**YOUR GOAL**
Copy every line from the data below in which the string "folder" can be found.

**SUPPLIED ENTRIES**
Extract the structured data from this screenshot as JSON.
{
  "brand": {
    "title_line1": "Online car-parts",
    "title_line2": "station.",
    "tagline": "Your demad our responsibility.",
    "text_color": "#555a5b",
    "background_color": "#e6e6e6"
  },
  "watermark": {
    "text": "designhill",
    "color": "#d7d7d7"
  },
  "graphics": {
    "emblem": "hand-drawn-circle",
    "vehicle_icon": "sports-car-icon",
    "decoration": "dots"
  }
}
* * *
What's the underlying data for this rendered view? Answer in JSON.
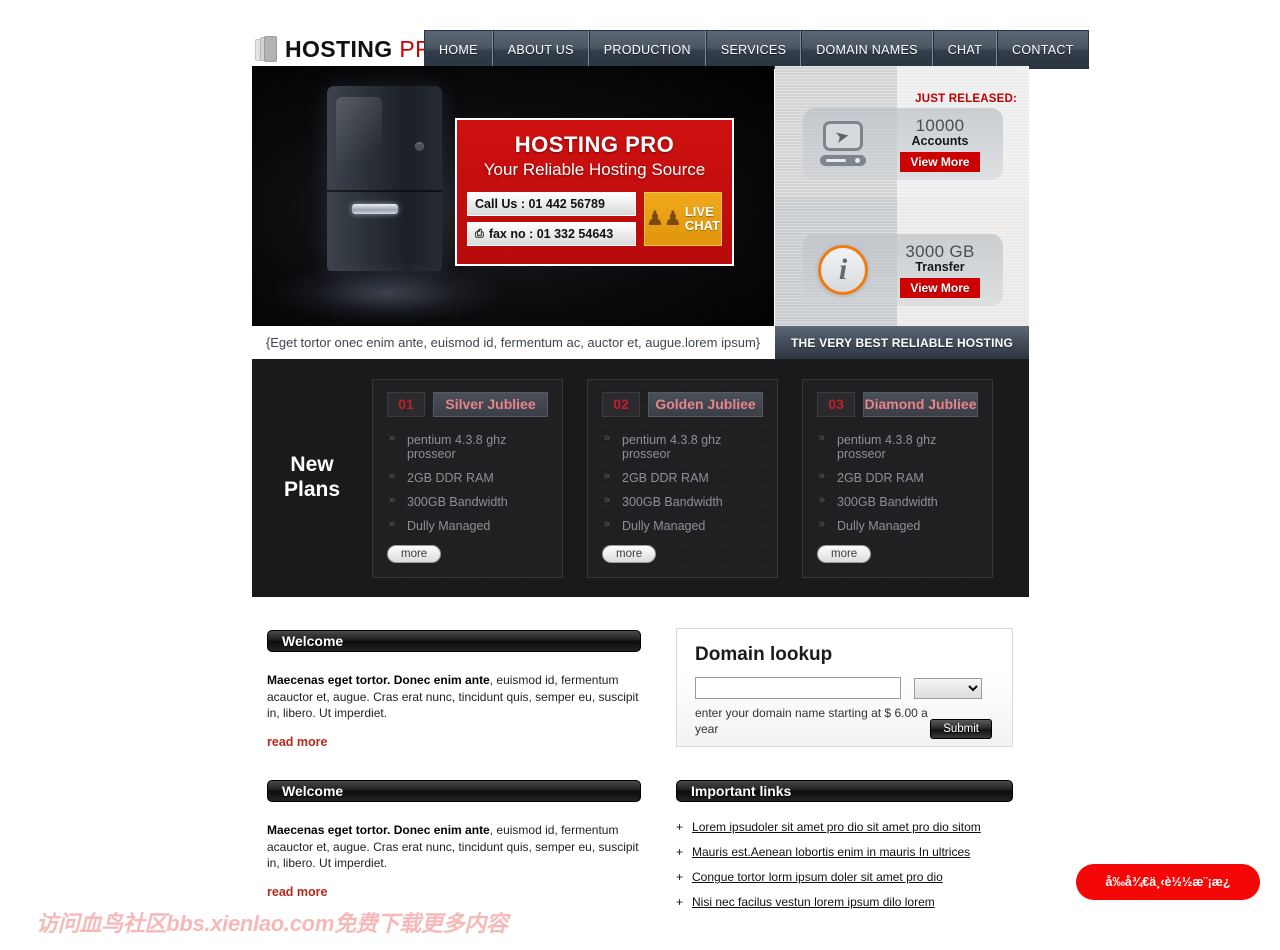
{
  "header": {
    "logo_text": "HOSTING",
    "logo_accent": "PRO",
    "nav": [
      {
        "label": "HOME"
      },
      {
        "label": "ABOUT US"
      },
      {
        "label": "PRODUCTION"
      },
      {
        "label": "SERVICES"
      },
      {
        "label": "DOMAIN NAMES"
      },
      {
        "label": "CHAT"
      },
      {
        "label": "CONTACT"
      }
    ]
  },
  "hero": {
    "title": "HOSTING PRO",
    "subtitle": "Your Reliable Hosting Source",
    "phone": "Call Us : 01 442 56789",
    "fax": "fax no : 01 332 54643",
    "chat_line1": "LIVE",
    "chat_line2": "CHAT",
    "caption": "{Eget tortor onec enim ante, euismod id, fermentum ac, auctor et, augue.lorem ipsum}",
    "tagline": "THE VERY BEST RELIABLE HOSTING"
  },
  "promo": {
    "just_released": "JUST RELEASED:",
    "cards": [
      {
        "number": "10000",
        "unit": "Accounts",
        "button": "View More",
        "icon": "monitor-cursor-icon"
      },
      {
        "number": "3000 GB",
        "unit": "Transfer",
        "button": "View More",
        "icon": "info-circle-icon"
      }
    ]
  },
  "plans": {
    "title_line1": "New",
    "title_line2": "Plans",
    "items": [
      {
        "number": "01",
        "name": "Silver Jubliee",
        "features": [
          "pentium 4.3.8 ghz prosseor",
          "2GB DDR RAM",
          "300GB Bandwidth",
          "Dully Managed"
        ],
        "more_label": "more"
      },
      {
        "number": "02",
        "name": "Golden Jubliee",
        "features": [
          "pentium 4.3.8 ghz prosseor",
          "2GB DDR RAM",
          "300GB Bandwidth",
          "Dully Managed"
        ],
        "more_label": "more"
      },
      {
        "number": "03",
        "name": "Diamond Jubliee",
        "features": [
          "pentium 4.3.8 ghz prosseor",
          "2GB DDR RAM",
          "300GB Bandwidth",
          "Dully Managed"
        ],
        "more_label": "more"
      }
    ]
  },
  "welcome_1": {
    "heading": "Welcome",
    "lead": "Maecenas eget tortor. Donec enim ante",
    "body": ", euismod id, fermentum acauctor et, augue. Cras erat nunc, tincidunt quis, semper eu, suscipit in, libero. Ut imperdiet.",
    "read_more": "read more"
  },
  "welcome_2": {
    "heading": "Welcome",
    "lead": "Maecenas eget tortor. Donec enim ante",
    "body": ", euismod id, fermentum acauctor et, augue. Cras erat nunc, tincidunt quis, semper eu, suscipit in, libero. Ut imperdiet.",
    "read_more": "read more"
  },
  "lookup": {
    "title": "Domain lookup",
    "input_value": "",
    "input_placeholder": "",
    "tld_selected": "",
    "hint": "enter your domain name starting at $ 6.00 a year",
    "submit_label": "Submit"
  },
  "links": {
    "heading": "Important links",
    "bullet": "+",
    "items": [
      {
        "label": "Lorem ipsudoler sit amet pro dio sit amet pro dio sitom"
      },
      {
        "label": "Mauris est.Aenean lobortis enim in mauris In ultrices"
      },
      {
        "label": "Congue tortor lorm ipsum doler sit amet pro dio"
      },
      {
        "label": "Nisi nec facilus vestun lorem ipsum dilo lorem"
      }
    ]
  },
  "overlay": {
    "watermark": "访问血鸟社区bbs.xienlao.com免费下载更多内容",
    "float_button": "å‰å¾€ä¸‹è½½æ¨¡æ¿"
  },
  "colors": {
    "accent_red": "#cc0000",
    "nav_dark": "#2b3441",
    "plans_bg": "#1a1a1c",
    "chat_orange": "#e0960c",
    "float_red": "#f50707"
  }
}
* * *
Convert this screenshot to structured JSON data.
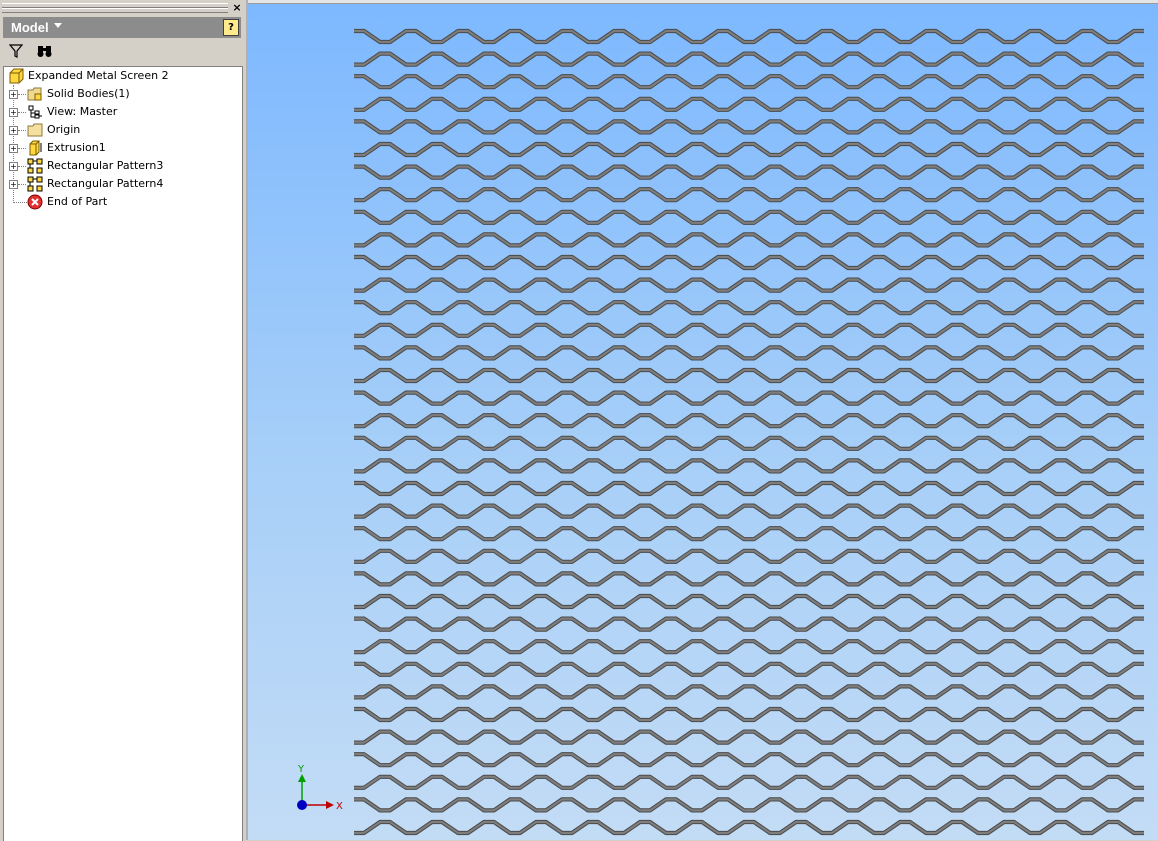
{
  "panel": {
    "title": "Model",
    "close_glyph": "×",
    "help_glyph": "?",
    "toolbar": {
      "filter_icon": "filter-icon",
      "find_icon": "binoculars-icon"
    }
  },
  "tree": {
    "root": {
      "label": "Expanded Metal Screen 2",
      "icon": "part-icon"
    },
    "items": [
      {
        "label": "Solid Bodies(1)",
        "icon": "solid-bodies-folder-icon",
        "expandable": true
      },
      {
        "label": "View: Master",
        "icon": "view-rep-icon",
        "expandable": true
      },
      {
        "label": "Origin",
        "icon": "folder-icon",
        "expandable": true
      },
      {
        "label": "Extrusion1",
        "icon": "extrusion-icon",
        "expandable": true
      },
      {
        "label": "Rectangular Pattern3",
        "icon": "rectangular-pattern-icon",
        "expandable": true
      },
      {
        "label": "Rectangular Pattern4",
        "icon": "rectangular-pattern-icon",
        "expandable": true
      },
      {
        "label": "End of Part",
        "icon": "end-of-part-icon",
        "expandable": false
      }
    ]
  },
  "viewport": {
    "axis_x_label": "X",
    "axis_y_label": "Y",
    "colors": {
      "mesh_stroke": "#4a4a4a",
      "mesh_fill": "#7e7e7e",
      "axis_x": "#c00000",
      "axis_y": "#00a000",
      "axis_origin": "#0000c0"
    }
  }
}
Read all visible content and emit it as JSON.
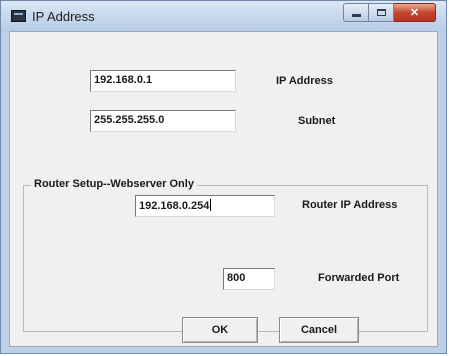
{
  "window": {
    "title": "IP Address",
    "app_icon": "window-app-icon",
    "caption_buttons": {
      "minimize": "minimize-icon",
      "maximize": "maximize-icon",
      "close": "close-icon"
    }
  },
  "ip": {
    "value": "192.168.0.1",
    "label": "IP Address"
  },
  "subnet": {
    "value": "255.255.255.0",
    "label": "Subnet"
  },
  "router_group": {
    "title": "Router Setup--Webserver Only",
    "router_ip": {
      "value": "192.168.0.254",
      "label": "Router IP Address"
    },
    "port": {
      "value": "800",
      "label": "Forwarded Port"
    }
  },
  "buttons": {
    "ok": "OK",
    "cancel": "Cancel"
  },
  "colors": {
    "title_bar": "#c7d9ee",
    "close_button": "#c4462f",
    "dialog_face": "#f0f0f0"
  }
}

**OUTPUT**
        "icon": "solid-bodies-folder-icon",
        "icon": "folder-icon",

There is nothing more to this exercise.